Direction
Each line of the material below that holds the word "title" needs to be copied.

Raw records
-*-

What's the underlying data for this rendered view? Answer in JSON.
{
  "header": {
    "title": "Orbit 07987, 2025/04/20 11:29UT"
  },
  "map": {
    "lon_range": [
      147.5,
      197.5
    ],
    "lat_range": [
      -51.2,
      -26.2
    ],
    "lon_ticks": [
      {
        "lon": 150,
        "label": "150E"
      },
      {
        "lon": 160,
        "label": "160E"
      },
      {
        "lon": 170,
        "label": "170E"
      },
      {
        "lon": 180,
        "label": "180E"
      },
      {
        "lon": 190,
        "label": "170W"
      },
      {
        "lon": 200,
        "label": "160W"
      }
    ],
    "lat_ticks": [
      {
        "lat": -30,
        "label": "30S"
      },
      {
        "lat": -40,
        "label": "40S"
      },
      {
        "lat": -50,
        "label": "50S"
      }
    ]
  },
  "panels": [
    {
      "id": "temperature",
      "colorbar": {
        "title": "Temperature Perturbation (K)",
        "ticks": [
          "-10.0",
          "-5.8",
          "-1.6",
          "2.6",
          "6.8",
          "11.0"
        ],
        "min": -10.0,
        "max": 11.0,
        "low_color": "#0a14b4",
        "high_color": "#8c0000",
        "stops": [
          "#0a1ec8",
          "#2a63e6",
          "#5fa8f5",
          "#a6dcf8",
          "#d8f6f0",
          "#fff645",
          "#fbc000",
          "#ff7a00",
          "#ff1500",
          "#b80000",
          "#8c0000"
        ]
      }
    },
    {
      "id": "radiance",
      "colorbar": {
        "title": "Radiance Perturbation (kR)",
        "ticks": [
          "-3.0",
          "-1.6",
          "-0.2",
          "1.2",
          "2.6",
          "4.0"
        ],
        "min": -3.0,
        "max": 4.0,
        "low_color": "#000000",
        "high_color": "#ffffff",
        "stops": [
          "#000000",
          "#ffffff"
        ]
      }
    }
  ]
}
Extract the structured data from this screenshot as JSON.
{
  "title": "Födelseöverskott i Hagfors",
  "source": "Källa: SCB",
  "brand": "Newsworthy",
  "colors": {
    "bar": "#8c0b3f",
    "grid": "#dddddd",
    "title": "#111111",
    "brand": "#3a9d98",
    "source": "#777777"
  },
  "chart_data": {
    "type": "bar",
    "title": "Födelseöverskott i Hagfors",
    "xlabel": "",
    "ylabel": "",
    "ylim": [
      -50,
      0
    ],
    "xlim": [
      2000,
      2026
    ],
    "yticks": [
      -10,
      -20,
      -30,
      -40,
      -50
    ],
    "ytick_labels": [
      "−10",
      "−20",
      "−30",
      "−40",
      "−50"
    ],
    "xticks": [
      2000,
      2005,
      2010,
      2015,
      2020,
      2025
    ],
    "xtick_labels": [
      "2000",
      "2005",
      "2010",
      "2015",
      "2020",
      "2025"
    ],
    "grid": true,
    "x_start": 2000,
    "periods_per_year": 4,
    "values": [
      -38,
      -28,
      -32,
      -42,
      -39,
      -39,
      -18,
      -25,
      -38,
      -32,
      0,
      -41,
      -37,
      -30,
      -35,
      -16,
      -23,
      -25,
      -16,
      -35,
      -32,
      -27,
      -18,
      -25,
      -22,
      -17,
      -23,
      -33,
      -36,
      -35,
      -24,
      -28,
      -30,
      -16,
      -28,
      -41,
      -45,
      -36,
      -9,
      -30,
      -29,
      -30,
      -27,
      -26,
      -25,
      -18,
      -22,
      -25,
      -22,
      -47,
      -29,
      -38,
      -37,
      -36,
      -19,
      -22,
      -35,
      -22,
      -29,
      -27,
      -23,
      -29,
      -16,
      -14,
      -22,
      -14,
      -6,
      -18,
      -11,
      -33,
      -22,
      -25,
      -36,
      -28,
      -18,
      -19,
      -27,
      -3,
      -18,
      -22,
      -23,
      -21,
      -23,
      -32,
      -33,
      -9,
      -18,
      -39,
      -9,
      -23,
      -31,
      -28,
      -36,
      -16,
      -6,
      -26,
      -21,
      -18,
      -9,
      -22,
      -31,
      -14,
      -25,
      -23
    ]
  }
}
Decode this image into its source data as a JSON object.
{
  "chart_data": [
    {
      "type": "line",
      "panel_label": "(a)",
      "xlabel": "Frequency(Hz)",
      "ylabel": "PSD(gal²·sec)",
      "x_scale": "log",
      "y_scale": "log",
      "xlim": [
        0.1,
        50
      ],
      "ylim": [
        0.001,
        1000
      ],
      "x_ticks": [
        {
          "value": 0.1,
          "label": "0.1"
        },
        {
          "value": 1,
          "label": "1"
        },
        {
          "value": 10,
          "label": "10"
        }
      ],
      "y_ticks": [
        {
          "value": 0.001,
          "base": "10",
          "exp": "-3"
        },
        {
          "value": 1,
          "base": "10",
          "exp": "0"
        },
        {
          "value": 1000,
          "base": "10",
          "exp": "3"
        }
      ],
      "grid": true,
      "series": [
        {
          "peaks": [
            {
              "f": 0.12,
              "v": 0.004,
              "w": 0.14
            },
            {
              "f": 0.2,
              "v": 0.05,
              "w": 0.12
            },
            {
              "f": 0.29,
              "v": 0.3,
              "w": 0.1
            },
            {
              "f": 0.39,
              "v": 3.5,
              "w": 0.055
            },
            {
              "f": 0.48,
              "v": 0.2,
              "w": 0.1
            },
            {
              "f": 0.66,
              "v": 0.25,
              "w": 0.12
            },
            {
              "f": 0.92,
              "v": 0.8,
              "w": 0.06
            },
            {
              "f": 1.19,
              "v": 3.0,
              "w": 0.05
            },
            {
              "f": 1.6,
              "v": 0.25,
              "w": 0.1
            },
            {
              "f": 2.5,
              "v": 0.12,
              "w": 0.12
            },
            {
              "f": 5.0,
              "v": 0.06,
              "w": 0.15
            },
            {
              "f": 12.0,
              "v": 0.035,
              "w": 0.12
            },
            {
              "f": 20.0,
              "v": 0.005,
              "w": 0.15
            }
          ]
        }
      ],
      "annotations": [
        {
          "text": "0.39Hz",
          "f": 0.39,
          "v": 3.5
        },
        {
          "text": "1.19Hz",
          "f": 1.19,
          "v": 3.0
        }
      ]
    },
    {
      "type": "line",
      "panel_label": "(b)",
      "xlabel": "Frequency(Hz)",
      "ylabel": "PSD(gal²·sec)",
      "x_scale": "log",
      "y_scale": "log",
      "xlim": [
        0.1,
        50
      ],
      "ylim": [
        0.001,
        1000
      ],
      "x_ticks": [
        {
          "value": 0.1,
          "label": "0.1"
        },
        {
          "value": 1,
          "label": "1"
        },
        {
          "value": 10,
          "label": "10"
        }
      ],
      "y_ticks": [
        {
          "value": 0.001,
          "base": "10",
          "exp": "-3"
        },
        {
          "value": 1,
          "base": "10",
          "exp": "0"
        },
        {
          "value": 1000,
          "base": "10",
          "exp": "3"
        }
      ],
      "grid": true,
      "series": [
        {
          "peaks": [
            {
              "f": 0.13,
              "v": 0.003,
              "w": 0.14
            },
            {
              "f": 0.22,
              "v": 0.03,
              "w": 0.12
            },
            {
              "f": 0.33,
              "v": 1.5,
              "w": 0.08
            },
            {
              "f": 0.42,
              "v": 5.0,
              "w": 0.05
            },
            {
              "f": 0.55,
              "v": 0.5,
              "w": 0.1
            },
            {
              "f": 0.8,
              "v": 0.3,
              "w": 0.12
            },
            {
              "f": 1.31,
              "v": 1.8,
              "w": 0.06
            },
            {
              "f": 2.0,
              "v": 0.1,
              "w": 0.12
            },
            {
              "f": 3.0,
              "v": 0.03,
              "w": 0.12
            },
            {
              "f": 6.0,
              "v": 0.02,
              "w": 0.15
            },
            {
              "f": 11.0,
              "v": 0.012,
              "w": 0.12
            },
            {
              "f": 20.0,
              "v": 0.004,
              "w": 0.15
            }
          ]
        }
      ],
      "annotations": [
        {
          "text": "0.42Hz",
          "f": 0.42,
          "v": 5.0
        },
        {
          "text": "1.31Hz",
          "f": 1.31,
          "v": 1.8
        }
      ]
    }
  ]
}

-*-

Task response
    "title": "Orbit 07987, 2025/04/20 11:29UT"
        "title": "Temperature Perturbation (K)",
        "title": "Radiance Perturbation (kR)",
  "title": "Födelseöverskott i Hagfors",
    "title": "#111111",
    "title": "Födelseöverskott i Hagfors",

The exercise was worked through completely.